• EXERCISE: In the listing below, locate the lines that hold "surface" and copy them.

• EXCERPTED RECORDS:
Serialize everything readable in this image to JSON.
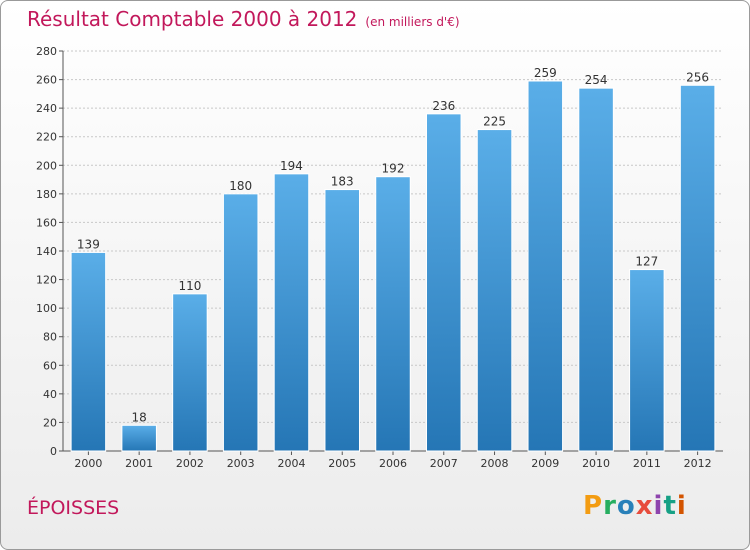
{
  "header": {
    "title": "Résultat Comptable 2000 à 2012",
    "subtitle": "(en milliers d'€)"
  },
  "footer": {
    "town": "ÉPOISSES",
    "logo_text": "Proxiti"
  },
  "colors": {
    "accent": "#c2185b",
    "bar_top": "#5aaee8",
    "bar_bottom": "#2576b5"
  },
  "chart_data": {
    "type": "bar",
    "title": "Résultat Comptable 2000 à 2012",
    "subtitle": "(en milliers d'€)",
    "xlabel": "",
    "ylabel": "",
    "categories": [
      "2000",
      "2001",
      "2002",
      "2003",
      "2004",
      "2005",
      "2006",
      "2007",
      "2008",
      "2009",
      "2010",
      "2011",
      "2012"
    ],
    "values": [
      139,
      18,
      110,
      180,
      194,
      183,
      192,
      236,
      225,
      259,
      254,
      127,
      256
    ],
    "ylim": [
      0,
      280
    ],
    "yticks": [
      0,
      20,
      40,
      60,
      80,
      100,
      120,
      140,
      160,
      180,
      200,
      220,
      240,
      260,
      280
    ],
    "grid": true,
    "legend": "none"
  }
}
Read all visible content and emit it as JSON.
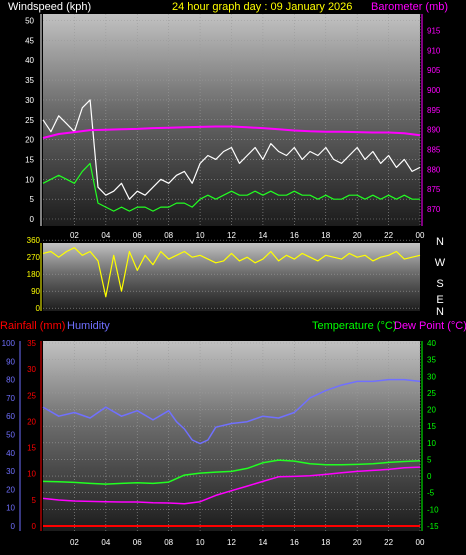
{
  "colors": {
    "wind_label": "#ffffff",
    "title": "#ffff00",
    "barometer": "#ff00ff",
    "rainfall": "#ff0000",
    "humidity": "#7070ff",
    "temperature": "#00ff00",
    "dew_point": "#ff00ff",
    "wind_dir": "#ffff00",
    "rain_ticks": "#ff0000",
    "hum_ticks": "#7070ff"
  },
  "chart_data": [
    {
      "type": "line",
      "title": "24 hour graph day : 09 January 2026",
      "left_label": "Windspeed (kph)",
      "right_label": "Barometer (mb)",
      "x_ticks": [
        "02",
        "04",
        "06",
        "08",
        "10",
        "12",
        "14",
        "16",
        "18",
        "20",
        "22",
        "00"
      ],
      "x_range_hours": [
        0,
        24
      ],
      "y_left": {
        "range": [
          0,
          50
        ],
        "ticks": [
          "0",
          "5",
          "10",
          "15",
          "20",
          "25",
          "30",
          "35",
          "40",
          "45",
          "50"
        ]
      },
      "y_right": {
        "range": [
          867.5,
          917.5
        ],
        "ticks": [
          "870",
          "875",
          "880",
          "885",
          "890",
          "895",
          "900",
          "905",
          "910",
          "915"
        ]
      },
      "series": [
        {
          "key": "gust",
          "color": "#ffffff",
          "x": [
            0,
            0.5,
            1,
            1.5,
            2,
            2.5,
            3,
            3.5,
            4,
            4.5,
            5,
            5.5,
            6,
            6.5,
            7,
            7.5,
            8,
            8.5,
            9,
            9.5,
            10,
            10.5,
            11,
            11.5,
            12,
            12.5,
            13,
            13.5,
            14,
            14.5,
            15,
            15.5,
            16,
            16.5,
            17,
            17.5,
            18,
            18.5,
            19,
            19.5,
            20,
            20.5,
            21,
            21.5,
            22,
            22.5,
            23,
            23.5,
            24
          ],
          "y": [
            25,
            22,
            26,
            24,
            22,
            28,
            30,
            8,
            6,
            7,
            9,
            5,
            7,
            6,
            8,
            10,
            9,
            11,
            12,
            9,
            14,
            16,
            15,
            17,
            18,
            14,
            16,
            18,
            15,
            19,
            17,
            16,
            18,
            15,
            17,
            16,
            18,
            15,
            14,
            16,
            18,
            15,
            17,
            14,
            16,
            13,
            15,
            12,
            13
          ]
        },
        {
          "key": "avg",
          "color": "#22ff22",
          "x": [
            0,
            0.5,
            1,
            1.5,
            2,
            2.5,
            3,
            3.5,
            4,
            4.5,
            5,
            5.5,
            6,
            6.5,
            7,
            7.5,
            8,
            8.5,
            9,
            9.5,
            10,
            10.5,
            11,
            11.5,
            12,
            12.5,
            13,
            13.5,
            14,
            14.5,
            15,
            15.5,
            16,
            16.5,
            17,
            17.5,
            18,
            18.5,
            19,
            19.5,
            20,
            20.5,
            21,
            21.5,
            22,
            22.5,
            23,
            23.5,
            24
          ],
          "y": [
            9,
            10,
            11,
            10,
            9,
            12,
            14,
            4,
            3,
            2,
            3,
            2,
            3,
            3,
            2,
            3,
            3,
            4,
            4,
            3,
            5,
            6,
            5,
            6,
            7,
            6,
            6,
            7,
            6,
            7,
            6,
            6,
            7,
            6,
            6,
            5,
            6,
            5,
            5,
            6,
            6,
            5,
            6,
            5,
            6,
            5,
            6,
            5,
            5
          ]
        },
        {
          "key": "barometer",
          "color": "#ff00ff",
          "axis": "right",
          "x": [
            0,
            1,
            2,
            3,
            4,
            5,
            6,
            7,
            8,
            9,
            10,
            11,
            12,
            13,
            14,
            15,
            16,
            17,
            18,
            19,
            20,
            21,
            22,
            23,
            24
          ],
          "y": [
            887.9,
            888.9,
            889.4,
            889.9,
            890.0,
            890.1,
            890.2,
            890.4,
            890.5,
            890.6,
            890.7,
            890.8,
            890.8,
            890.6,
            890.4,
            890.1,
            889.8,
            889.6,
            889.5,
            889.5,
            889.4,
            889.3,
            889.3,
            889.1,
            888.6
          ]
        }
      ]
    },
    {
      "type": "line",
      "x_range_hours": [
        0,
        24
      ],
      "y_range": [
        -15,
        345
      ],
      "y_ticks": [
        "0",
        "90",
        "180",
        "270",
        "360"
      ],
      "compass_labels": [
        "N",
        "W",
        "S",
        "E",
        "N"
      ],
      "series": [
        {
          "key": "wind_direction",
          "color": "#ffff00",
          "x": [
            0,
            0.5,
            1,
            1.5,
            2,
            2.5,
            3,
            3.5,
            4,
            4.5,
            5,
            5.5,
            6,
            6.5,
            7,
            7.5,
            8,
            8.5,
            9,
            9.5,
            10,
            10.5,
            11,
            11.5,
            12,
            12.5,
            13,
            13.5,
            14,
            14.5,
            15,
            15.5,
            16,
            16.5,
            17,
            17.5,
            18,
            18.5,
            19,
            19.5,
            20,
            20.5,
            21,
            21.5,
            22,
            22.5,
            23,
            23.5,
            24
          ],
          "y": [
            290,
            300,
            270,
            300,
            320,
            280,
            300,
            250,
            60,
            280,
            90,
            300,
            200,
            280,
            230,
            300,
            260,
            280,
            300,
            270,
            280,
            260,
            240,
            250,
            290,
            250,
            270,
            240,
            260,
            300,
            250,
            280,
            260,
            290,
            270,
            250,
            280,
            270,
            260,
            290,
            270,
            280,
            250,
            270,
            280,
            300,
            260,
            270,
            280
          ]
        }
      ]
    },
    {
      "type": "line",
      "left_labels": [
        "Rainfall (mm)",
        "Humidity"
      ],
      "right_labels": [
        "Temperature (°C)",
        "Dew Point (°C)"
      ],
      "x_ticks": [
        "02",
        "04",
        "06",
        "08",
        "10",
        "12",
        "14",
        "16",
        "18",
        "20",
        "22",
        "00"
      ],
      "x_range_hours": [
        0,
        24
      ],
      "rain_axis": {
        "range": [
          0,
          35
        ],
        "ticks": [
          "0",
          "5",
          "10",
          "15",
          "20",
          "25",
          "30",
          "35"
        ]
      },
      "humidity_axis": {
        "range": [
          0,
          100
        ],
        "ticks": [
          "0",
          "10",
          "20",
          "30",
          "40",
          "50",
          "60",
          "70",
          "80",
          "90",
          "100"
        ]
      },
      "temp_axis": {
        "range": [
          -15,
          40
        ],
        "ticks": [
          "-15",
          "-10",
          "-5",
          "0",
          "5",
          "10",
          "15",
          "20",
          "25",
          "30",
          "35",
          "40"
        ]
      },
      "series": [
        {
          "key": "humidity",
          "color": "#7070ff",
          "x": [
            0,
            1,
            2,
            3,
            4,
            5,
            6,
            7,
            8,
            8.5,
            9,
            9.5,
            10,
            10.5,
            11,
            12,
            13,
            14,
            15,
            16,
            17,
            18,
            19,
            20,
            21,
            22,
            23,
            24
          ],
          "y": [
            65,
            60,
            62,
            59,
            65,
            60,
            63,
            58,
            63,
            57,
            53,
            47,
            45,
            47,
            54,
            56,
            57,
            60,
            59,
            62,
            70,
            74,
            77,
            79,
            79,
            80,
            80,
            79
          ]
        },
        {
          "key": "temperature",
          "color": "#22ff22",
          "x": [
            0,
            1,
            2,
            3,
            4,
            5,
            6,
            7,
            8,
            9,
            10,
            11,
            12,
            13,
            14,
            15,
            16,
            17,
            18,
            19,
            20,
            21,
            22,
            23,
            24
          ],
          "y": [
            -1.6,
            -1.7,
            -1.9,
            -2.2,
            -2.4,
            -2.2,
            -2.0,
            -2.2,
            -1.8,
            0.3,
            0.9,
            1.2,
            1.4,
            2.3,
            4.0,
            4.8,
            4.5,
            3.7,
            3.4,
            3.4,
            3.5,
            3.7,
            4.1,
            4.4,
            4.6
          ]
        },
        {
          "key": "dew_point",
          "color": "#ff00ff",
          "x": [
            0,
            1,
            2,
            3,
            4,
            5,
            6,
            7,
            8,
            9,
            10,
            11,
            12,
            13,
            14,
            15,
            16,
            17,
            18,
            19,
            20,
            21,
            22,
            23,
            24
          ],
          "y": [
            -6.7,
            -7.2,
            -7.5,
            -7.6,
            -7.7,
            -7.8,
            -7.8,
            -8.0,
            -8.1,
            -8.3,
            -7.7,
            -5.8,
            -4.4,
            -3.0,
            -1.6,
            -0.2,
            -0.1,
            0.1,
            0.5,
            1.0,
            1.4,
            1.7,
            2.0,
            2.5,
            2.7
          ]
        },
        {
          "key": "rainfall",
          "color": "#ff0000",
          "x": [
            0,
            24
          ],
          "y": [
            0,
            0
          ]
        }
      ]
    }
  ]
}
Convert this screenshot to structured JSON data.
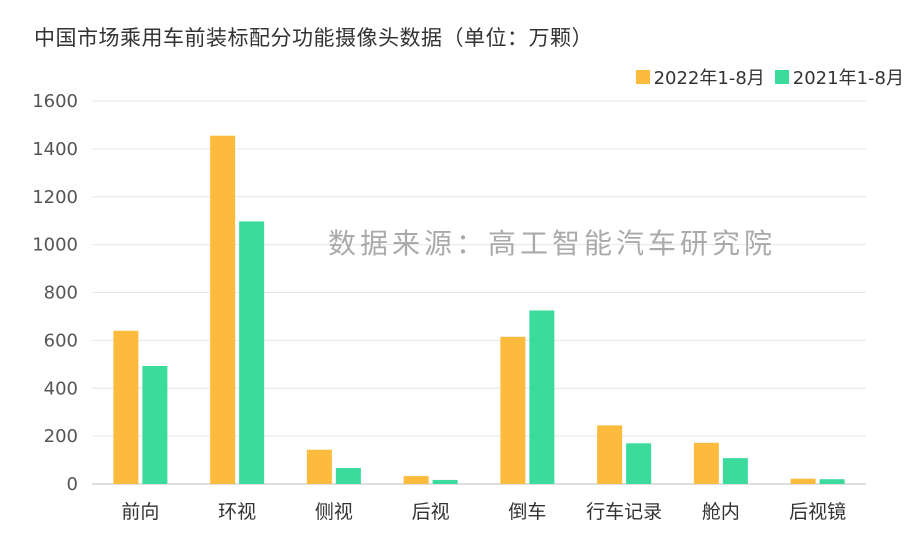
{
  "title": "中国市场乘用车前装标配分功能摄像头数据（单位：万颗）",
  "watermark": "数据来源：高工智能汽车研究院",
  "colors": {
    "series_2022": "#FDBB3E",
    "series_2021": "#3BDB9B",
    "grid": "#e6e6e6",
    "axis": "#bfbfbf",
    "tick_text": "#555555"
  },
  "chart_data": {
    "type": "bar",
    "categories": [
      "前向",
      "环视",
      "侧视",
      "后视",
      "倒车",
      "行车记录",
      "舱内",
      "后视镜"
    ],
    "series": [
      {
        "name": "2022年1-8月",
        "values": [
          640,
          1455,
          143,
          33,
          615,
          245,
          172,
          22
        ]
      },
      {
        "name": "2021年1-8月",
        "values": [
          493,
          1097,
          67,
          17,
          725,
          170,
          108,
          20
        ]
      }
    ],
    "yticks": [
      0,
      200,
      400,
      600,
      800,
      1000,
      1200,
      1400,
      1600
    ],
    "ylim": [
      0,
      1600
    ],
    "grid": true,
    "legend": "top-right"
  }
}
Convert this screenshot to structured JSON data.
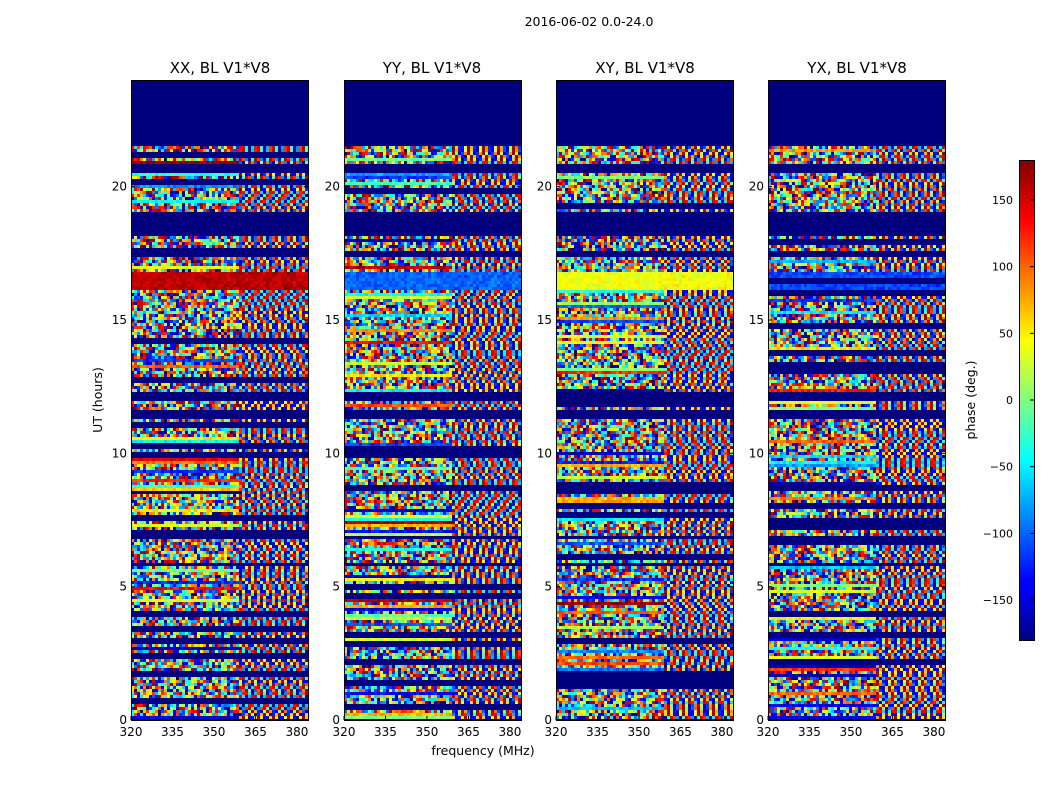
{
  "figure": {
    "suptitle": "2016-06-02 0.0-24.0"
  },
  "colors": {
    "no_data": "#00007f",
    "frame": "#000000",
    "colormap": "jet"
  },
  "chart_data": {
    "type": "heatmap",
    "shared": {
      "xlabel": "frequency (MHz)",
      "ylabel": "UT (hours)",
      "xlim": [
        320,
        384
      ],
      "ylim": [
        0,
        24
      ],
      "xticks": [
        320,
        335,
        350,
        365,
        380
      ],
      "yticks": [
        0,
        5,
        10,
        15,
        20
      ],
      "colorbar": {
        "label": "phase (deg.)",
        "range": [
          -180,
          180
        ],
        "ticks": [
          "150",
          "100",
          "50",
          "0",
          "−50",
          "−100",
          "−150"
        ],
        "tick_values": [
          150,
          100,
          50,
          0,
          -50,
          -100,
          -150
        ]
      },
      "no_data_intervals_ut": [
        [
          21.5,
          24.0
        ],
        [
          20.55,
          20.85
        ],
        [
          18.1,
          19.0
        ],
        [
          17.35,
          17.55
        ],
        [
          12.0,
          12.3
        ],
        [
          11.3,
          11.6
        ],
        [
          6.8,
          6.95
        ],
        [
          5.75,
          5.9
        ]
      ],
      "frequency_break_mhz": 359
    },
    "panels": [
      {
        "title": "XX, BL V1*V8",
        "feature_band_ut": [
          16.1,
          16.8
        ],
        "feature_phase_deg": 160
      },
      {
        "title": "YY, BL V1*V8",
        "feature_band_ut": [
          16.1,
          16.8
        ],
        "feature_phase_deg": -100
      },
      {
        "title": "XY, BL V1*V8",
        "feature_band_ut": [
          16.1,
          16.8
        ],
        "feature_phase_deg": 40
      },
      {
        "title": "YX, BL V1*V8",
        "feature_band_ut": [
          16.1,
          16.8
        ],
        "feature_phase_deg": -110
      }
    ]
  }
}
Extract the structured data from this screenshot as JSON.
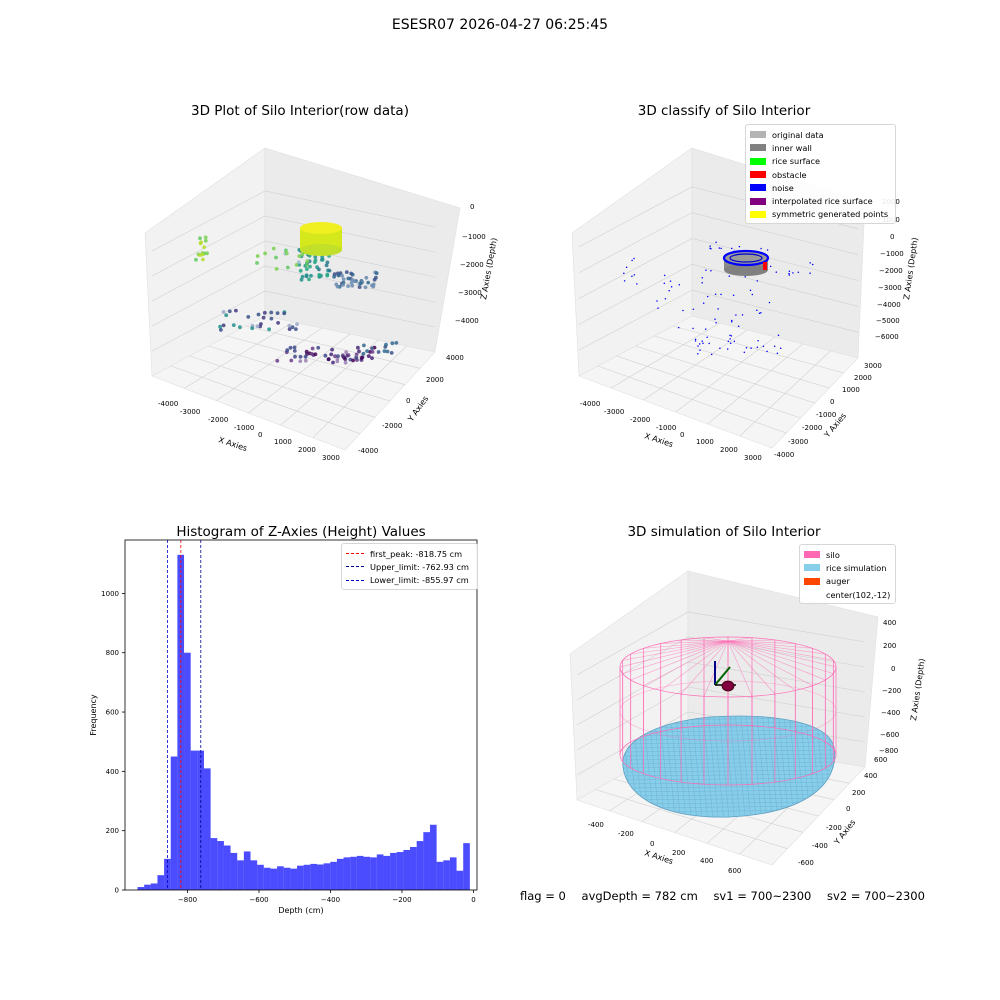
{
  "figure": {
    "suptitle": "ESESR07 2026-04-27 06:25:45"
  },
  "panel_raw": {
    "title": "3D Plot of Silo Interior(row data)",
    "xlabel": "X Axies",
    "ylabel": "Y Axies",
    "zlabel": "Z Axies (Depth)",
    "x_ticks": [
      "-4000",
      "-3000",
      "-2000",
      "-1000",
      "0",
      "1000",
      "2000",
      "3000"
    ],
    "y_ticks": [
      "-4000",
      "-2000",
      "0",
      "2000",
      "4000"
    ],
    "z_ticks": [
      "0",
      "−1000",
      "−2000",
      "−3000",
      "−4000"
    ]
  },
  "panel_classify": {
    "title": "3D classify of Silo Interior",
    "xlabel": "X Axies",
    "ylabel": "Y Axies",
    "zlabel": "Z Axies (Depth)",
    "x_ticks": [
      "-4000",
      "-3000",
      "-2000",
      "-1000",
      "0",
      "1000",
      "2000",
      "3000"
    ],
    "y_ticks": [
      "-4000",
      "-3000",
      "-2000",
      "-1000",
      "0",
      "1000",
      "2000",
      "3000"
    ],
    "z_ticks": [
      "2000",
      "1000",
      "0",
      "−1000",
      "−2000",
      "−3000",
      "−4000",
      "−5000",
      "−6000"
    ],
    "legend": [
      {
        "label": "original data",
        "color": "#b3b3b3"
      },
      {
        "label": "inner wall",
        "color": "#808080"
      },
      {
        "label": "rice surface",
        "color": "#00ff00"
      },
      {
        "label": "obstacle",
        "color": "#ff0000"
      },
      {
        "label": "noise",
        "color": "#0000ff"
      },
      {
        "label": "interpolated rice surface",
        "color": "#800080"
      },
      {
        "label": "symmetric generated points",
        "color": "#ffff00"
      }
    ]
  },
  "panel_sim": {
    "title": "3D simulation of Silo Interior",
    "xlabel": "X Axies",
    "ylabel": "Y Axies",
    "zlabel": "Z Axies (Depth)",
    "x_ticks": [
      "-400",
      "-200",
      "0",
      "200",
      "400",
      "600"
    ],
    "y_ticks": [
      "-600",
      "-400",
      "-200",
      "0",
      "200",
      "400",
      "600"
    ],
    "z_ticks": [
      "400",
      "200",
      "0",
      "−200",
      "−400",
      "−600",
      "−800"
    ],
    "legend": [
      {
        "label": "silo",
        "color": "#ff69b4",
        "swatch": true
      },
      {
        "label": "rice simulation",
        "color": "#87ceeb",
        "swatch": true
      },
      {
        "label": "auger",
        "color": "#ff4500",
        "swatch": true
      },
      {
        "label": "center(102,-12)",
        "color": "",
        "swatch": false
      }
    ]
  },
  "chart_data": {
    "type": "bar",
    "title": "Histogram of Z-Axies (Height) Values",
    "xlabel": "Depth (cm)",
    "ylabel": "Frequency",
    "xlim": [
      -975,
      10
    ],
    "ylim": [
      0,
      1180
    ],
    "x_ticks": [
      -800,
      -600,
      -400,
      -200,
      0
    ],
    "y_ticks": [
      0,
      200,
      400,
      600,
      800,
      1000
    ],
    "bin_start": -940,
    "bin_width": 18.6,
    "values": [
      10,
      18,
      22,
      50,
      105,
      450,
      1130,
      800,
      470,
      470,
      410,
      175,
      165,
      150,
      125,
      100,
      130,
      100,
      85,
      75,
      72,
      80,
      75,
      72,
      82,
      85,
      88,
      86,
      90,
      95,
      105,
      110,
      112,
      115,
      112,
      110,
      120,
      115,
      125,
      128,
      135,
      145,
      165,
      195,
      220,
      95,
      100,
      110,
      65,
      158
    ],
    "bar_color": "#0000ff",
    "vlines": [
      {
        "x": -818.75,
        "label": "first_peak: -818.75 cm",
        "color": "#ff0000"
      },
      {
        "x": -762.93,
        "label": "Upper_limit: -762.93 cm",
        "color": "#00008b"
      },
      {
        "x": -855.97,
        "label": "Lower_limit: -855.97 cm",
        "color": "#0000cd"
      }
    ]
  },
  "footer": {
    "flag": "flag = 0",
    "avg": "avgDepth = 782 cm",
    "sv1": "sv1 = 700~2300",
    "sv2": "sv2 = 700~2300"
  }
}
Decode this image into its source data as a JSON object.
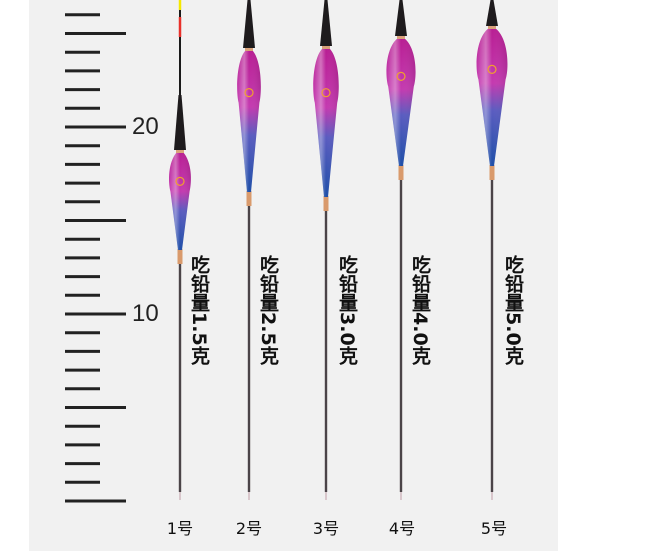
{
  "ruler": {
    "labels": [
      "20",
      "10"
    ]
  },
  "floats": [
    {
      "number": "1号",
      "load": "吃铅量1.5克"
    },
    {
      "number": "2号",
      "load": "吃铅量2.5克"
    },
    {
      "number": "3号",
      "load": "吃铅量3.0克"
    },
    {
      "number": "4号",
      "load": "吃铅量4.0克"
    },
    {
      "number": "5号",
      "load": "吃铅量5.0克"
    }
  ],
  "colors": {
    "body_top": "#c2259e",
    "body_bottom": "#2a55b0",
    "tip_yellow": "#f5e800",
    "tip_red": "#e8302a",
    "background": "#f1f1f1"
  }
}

• EXERCISE RESPONSE:
        "label": "rice surface",
        "label": "interpolated rice surface",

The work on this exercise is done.